• _DIRECTIVE 1_: Copy the rows verbatim, starting at the very first row and stopping after the row that contains "heatmap-cell xyxy=(83,114,90,121)", with that row included.

─── DOCUMENT PASSAGE

He chuckled. His teeth were small and perfect. For a moment, I imagined walking with him through these streets, laughing and holding hands. I imagined him teaching me Italian. I imagined him kissing me. Then I could add “kissed a hot guy” to my experiences, right after “traveled outside of Winnipeg.”
Suddenly I recognized the square planters in front of Sofia’s apartment farther down the street.
“Thank God, we’ve found it!” I blurted. Then I turned to Paolo. “I didn’t mean thank God because I don’t like your company. You’re wonderful company in fact.”
“I also enjoyed your company.”
“Thank you so much. I owe you my life for helping me get back to Sofia’s.”
One side of his lips curled up. “Then repay me,” he said.
“Okay.” I channeled Ryka’s boldness. “I could buy you a gelato?”
“Yes. Let’s meet tomorrow at nine fifteen.”
“Where?” I asked. I could feel my cheeks flushing.
“Right here,” he said, pointing to the pizzeria to his left.
“Done,” I said. “It was nice meeting you.”
“Goodnight, Zee.”
“Goodnight, Paolo.”


Review:

Zee is studying in Rome, trying to broaden her horizons before starting university in the fall. She happens to meet a devastatingly handsome man named Paolo one night while walking home. It turns out that Paolo has a secret - he's a vampire - and intends on killing Zee. Instead, she is transformed into a vampire herself and becomes hunted by the Emperess and her soldiers. With the help of a new ally named Lucas, Zee must find a way to convince the empire that she is not out to destroy their world before a war breaks out.

──────
─── SUPPLIED RECORDS

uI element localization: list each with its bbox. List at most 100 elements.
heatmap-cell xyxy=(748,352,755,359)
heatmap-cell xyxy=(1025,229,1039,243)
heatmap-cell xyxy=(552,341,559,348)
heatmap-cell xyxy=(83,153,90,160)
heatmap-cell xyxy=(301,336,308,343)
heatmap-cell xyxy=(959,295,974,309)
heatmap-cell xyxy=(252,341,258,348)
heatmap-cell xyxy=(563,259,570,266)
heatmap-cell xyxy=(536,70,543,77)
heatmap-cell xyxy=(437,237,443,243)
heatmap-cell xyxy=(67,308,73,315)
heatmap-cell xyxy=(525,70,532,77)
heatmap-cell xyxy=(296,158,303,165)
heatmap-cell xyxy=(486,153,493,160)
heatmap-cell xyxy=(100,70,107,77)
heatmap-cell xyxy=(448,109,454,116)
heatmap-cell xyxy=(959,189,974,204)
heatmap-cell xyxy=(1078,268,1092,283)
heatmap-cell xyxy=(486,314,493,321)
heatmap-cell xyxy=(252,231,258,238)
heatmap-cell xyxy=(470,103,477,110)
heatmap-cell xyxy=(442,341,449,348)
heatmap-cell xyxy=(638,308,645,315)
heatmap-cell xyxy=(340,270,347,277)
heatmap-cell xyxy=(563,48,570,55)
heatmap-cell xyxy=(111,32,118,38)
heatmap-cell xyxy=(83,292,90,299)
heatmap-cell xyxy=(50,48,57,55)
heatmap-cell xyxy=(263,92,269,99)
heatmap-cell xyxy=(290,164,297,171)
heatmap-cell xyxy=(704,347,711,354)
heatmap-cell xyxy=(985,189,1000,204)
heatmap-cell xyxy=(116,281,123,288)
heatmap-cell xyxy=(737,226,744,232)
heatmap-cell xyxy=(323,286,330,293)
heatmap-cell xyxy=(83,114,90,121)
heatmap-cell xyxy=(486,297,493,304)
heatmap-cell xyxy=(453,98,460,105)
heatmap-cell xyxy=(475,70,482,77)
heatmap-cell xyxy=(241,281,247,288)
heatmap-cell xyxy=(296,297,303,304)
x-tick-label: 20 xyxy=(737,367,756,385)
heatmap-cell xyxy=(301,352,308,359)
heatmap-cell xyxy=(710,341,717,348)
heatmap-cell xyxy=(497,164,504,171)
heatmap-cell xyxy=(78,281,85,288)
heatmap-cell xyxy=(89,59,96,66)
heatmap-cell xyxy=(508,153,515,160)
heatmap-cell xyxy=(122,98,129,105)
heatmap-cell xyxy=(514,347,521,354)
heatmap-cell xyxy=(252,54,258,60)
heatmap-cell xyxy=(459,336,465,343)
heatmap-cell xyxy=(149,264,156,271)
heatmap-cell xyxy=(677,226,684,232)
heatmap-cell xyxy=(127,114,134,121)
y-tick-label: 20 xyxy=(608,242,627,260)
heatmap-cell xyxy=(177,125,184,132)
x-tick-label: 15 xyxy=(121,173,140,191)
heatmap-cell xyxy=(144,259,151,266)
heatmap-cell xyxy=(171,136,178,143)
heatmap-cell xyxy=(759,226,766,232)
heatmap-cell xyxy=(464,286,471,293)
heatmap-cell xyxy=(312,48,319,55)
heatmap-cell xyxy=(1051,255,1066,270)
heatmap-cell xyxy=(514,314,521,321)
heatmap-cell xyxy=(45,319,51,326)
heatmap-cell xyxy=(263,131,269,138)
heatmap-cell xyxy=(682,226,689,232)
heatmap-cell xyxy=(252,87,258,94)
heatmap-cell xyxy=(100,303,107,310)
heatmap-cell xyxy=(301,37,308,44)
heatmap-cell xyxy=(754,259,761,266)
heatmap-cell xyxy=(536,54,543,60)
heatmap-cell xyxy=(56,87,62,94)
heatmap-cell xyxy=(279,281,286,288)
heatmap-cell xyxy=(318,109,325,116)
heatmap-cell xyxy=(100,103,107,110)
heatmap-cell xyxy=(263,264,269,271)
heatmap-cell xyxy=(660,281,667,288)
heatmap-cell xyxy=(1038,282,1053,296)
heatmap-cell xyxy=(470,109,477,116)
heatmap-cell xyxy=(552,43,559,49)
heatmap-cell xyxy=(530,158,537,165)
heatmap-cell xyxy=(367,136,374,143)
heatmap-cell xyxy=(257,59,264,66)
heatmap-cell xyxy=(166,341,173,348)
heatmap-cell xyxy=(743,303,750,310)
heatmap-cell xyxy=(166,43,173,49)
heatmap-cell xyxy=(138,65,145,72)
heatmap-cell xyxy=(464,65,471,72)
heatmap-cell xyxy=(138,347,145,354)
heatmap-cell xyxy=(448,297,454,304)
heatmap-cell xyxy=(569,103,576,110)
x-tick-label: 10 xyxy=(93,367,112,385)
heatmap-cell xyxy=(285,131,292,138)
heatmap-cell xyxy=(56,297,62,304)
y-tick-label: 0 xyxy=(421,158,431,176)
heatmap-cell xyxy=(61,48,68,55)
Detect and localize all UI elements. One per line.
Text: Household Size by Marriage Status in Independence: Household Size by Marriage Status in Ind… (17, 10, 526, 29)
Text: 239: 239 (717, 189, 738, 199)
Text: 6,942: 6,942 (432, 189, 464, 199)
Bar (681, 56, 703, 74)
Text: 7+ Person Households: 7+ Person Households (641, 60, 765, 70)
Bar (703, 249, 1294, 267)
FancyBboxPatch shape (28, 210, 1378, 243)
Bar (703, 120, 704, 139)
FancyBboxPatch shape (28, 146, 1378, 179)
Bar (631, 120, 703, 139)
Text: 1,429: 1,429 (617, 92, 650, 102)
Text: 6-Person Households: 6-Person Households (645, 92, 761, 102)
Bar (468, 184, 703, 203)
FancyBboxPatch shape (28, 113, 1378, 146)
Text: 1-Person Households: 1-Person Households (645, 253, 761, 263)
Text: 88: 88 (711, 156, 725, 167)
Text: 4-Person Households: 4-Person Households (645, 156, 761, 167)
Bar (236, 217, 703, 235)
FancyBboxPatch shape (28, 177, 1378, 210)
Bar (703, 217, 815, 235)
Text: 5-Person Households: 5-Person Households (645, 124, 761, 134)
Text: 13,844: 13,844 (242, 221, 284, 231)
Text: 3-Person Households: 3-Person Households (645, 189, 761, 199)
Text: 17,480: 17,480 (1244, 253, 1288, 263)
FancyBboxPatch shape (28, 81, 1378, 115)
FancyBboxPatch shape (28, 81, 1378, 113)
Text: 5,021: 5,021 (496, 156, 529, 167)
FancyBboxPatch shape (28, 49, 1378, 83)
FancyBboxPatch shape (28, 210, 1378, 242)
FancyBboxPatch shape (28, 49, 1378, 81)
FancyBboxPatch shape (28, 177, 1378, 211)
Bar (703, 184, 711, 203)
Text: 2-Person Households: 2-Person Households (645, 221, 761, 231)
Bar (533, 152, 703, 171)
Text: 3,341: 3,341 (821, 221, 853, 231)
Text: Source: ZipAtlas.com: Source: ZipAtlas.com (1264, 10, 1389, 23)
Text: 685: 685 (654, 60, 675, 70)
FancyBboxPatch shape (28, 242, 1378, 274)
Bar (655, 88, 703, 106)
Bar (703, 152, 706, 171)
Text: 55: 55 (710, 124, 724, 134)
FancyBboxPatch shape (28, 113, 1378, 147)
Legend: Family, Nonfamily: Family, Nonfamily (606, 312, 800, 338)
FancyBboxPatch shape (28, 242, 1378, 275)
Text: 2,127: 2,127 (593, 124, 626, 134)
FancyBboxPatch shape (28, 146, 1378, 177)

──────

• _DIRECTIVE 2_: Continue the passage about Zee and Paolo in Rome from the point where it stops.

• _REPLY 1_:
uI element localization: list each with its bbox. List at most 100 elements.
heatmap-cell xyxy=(748,352,755,359)
heatmap-cell xyxy=(1025,229,1039,243)
heatmap-cell xyxy=(552,341,559,348)
heatmap-cell xyxy=(83,153,90,160)
heatmap-cell xyxy=(301,336,308,343)
heatmap-cell xyxy=(959,295,974,309)
heatmap-cell xyxy=(252,341,258,348)
heatmap-cell xyxy=(563,259,570,266)
heatmap-cell xyxy=(536,70,543,77)
heatmap-cell xyxy=(437,237,443,243)
heatmap-cell xyxy=(67,308,73,315)
heatmap-cell xyxy=(525,70,532,77)
heatmap-cell xyxy=(296,158,303,165)
heatmap-cell xyxy=(486,153,493,160)
heatmap-cell xyxy=(100,70,107,77)
heatmap-cell xyxy=(448,109,454,116)
heatmap-cell xyxy=(959,189,974,204)
heatmap-cell xyxy=(1078,268,1092,283)
heatmap-cell xyxy=(486,314,493,321)
heatmap-cell xyxy=(252,231,258,238)
heatmap-cell xyxy=(470,103,477,110)
heatmap-cell xyxy=(442,341,449,348)
heatmap-cell xyxy=(638,308,645,315)
heatmap-cell xyxy=(340,270,347,277)
heatmap-cell xyxy=(563,48,570,55)
heatmap-cell xyxy=(111,32,118,38)
heatmap-cell xyxy=(83,292,90,299)
heatmap-cell xyxy=(50,48,57,55)
heatmap-cell xyxy=(263,92,269,99)
heatmap-cell xyxy=(290,164,297,171)
heatmap-cell xyxy=(704,347,711,354)
heatmap-cell xyxy=(985,189,1000,204)
heatmap-cell xyxy=(116,281,123,288)
heatmap-cell xyxy=(737,226,744,232)
heatmap-cell xyxy=(323,286,330,293)
heatmap-cell xyxy=(83,114,90,121)

• _REPLY 2_:
Although the concept for this novel wasn't exactly unique, the author did a great job separating it from the rest of the genre out there. The story was intriguing and the descriptions and backstory she uses for the empire and its history were imaginative and interesting. The characters, especially our heroine Zee, were likeable and believeable - which immediately made me root for them and their cause. Zee is a flawed character, so she seems easier for the reader to identify with. The flow of the book was great and the writing very well done. The book is full of adventure, romance, and also themes that all readers can understand - finding yourself, courage, fate, and love. With all the action and a fast-paced narrative, this book was a page turner that demanded to be read in one sitting. I highly recommend it for fans of YA vampire and paranormal fiction!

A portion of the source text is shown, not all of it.